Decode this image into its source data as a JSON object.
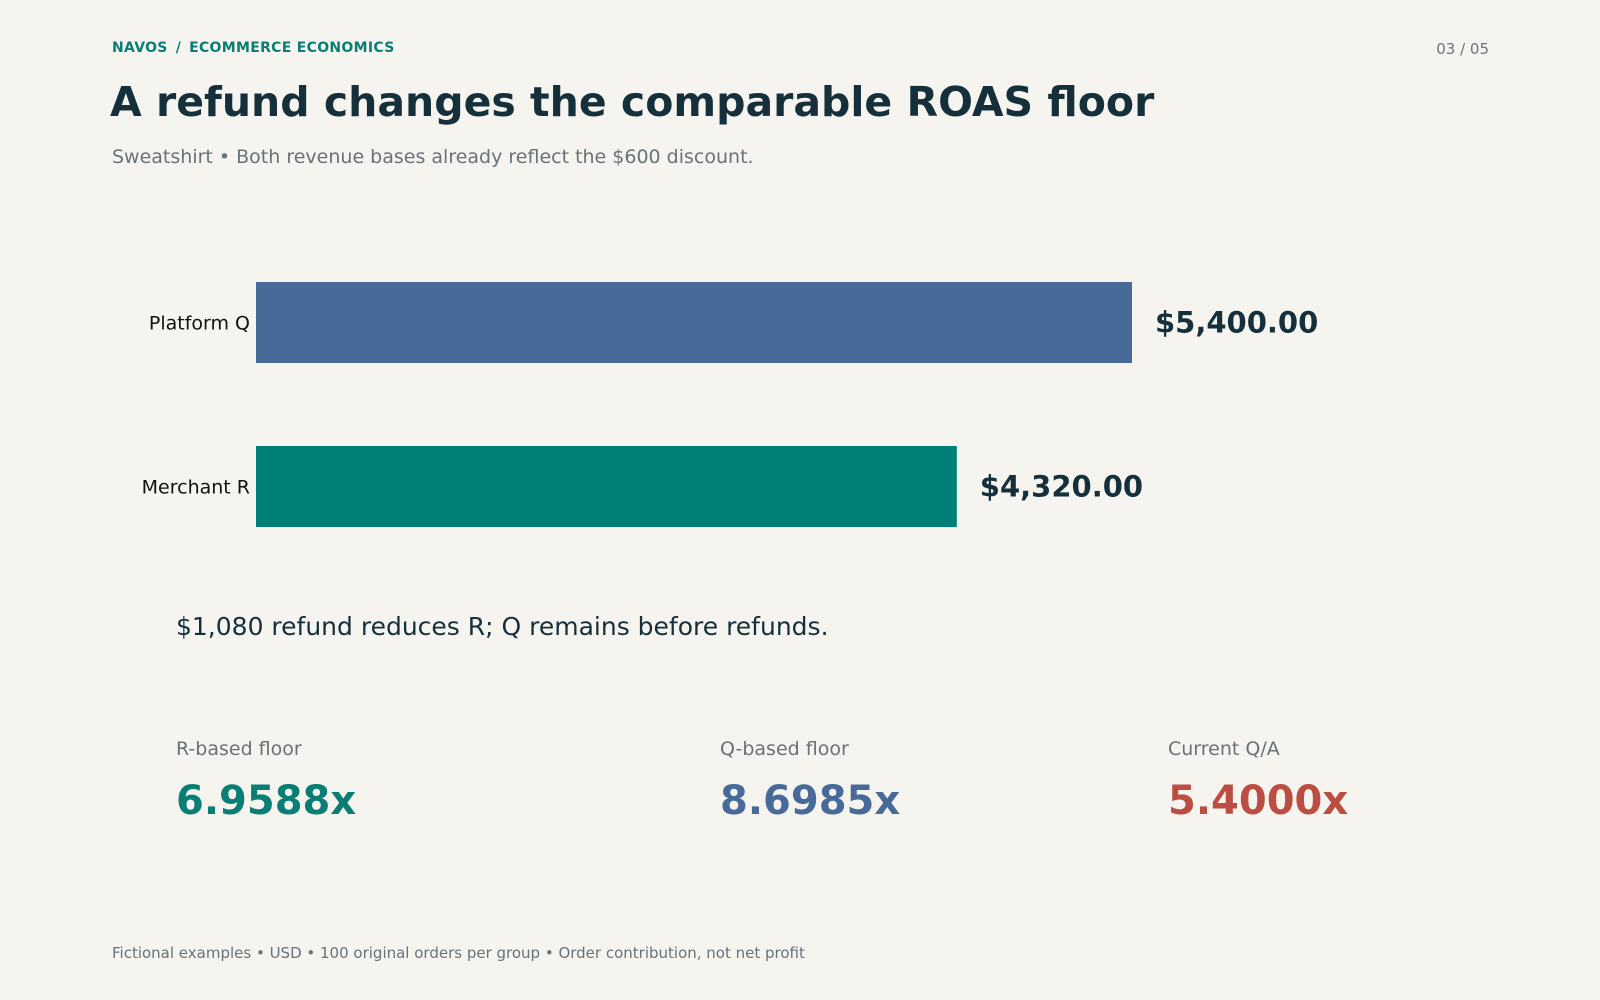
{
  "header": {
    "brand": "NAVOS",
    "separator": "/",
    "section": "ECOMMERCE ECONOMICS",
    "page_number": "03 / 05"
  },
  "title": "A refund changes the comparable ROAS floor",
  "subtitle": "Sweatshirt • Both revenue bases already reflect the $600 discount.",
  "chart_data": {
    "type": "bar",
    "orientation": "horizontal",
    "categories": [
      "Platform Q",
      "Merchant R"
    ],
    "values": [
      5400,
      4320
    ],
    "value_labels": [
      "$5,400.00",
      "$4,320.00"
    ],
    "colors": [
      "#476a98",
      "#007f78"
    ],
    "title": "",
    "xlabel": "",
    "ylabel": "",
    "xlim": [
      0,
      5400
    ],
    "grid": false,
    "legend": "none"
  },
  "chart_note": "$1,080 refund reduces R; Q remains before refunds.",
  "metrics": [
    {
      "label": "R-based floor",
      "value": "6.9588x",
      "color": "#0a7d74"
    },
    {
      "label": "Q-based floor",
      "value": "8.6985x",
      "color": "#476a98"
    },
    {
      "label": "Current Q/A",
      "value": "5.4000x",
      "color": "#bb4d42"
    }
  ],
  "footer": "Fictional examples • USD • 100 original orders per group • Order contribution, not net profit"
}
──────────────────────────────
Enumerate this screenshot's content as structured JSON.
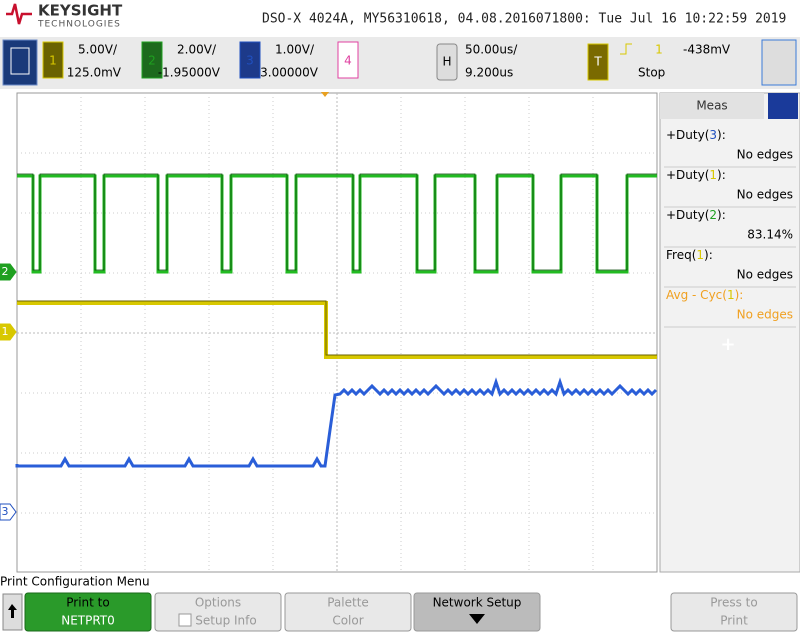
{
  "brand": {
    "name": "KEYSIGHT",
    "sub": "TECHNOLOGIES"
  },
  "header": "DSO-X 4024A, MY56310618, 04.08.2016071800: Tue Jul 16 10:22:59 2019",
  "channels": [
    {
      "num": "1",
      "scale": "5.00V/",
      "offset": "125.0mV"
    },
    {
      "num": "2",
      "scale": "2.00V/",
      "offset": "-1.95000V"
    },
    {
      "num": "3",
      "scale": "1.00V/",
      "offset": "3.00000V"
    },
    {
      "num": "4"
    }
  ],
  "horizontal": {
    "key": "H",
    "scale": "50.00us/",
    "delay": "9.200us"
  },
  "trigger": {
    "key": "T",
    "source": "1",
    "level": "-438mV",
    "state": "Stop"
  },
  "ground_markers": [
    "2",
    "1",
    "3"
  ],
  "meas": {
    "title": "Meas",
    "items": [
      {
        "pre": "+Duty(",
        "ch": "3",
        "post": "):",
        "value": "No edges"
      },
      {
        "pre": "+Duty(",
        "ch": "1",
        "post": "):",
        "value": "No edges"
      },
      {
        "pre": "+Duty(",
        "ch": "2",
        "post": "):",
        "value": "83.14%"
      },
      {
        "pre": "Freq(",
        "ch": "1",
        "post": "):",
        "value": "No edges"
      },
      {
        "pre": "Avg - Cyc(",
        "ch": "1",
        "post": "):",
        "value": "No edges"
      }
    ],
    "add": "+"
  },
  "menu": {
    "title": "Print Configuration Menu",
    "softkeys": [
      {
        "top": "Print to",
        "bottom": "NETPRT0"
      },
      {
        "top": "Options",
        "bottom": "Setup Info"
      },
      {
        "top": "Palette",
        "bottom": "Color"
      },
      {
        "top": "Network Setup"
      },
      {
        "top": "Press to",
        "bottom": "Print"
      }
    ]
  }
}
──────────────────────────────
DIRECTIONS FOR THIS TASK
Report only how many lines in the records contain the word "Print".

SOLUTION BELOW
3